MATERIAL PROVIDED:
+++++
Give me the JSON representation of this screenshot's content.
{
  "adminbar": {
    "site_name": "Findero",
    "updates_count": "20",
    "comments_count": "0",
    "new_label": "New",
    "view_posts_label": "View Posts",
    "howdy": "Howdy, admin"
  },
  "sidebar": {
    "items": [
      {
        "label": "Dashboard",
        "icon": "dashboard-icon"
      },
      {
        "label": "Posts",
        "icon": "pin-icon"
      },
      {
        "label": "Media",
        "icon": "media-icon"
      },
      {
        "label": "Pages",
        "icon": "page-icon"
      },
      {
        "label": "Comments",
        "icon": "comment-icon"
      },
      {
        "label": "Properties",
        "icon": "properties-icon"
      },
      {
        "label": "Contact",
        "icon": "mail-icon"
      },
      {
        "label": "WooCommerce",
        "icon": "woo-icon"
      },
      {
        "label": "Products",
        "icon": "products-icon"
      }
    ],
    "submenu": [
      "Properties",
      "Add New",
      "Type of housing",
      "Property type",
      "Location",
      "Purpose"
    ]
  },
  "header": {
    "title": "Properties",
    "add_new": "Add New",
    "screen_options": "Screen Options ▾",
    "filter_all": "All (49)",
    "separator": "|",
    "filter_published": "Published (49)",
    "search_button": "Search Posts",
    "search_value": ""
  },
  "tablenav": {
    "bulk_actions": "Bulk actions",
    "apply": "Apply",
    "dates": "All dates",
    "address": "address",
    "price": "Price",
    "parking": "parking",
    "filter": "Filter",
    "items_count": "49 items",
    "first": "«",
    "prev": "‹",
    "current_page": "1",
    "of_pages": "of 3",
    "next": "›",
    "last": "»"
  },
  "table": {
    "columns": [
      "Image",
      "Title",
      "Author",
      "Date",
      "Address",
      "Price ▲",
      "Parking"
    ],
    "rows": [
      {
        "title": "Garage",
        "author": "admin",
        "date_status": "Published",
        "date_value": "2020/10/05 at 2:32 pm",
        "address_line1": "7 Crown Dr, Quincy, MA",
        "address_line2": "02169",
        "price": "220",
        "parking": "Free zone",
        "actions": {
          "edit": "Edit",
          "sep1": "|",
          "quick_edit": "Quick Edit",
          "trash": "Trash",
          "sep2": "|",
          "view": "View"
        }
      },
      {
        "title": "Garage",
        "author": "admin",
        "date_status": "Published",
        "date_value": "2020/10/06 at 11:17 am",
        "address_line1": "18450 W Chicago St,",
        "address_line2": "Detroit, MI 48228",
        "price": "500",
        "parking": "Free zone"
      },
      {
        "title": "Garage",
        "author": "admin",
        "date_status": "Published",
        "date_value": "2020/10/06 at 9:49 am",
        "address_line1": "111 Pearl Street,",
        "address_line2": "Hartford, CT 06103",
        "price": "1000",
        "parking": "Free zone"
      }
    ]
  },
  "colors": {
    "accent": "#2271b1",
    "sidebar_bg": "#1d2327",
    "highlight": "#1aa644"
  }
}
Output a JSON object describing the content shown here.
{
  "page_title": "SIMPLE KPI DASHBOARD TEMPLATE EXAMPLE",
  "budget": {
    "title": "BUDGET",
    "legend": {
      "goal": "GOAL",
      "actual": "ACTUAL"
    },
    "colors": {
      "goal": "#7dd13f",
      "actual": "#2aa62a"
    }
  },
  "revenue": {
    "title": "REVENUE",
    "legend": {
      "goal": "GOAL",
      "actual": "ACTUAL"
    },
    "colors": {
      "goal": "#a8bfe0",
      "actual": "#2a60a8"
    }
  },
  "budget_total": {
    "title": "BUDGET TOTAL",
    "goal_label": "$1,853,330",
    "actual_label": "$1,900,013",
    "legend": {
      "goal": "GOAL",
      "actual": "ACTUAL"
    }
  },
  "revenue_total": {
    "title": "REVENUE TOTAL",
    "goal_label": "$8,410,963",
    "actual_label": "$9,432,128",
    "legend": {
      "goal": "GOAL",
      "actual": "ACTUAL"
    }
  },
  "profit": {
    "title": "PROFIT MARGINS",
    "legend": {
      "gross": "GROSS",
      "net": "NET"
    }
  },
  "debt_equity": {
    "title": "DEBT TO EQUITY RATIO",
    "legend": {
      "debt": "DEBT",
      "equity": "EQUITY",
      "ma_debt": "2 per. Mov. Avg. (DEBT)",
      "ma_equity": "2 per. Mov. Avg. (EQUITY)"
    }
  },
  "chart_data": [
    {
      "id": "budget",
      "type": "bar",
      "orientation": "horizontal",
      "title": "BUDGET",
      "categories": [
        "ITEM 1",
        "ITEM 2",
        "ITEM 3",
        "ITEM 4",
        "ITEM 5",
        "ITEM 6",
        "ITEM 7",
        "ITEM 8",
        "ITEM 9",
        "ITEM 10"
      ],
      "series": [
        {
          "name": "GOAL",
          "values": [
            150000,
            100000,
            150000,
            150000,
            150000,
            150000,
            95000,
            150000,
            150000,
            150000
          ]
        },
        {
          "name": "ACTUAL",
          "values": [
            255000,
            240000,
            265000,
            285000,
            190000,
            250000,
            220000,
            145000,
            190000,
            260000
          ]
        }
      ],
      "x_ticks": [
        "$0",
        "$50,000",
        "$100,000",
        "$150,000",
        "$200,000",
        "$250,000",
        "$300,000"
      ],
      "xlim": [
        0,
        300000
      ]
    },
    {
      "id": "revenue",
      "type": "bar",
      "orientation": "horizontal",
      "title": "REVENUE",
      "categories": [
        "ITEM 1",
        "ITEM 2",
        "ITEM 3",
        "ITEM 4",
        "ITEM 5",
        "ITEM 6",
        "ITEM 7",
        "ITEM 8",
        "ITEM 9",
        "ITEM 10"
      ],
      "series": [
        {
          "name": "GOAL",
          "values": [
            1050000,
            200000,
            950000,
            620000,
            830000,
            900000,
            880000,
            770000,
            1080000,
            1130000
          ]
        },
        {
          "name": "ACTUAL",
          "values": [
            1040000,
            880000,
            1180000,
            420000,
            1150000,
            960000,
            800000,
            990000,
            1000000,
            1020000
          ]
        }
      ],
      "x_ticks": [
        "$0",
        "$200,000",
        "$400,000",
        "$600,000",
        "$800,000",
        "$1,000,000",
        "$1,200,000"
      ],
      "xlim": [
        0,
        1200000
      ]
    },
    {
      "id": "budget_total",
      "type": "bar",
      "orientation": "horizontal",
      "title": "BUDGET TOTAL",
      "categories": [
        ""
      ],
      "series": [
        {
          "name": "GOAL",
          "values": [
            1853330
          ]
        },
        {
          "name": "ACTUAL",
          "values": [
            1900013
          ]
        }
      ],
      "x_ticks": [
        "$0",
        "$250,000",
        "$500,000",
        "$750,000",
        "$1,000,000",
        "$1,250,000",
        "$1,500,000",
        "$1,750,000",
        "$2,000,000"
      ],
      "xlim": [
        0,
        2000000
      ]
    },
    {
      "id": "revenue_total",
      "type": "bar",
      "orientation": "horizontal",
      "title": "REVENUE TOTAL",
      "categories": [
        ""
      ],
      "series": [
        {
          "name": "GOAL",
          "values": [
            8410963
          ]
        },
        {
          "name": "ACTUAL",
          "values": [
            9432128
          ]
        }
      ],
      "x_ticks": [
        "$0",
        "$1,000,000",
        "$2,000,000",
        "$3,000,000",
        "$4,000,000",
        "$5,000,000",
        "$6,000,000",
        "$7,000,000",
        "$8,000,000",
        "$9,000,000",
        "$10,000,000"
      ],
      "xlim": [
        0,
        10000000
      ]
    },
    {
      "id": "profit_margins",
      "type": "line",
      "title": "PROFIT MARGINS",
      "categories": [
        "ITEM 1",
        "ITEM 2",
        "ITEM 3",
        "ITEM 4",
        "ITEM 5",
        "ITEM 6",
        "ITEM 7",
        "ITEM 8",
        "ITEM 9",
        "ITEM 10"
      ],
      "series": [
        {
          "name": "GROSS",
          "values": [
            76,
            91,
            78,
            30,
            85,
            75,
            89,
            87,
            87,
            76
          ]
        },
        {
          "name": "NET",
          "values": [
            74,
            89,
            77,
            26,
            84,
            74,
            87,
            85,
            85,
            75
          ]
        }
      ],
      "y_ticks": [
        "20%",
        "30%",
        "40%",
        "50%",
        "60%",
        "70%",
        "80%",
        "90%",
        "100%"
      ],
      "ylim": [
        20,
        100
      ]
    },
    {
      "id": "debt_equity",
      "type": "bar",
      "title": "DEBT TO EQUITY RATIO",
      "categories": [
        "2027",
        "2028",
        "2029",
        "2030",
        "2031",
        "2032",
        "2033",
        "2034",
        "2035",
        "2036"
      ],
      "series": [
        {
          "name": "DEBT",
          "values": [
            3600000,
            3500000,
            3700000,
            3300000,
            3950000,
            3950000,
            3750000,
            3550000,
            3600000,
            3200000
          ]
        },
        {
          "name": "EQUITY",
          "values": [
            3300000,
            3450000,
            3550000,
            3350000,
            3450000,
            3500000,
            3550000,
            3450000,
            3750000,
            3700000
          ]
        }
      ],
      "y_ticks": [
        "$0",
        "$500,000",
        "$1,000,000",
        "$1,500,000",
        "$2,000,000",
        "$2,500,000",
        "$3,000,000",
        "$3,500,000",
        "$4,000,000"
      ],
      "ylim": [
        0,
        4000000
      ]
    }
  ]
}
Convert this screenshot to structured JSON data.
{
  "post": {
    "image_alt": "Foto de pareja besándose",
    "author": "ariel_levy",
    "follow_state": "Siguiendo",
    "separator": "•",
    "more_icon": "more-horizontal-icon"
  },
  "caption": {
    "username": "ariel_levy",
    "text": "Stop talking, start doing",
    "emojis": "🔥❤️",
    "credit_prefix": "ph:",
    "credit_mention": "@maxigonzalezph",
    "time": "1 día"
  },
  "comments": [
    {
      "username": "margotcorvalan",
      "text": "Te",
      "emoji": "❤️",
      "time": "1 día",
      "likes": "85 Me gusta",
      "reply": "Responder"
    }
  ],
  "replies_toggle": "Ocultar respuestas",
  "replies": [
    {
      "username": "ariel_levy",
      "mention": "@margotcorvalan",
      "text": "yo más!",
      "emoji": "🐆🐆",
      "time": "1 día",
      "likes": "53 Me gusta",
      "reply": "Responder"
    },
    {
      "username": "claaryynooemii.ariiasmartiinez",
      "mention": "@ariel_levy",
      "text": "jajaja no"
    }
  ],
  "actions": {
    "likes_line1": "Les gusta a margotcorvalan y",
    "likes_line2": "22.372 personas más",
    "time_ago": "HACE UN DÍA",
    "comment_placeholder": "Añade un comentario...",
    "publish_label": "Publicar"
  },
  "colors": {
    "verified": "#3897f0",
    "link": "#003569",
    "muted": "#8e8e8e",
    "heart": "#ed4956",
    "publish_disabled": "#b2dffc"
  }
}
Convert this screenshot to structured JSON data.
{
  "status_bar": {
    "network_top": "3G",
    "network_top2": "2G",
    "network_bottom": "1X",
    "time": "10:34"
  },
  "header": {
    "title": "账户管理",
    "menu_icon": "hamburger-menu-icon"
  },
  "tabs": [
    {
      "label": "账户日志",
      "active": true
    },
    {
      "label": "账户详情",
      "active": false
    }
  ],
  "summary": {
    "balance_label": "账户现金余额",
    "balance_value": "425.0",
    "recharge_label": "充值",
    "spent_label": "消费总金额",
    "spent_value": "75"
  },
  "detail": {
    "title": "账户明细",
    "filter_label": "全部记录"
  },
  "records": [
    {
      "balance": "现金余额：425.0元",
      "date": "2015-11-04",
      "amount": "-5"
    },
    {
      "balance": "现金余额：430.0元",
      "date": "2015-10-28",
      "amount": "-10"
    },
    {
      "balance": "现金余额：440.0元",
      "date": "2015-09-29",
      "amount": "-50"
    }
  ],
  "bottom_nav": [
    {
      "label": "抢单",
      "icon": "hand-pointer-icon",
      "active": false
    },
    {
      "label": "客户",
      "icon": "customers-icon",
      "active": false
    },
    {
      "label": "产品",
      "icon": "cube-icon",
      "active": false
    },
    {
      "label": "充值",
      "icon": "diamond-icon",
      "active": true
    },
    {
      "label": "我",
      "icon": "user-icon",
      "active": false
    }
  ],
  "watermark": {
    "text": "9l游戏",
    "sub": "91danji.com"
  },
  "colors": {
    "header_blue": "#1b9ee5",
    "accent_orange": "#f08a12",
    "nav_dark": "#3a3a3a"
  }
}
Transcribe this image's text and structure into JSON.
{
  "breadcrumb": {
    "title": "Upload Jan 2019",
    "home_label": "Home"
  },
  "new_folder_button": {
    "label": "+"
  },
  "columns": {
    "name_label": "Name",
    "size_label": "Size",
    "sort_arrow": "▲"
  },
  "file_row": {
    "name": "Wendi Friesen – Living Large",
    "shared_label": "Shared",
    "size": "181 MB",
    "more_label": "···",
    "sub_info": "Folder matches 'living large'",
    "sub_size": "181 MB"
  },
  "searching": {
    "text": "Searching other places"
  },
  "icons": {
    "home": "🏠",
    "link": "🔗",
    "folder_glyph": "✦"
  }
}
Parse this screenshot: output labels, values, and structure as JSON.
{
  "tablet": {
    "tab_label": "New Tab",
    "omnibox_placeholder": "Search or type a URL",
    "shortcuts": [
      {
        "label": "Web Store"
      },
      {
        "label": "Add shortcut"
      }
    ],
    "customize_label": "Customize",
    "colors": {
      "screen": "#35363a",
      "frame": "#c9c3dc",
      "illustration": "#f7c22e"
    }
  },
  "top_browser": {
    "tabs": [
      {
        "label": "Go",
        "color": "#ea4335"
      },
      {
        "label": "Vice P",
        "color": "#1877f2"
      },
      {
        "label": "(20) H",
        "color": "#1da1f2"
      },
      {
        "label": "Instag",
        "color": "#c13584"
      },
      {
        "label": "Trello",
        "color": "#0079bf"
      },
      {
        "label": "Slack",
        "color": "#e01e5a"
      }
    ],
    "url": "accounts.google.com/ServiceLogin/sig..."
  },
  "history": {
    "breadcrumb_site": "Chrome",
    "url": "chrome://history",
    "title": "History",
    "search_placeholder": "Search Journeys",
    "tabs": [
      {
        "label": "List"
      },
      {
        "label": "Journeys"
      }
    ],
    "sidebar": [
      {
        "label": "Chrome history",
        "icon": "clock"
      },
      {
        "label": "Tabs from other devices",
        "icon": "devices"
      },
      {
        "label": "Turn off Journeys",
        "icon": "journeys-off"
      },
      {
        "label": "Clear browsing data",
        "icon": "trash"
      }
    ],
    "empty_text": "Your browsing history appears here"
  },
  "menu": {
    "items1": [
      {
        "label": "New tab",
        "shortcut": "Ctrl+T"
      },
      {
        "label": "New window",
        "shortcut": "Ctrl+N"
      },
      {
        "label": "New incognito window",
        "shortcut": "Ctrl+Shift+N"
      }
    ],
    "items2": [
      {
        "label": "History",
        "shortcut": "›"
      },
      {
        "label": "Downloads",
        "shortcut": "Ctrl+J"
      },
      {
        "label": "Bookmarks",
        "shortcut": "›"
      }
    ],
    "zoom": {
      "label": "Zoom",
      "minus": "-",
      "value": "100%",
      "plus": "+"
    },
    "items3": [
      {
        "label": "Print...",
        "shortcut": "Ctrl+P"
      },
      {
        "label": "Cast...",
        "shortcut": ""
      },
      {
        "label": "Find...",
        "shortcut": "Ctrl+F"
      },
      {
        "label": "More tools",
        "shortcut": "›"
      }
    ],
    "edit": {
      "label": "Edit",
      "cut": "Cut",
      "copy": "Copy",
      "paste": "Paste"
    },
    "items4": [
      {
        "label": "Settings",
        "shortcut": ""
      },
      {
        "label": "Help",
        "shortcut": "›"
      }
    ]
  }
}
+++++
PROBLEM TO WORK ON:
Give back only a number, the number of lines where the string "actions" occurs.

THE RESULT:
3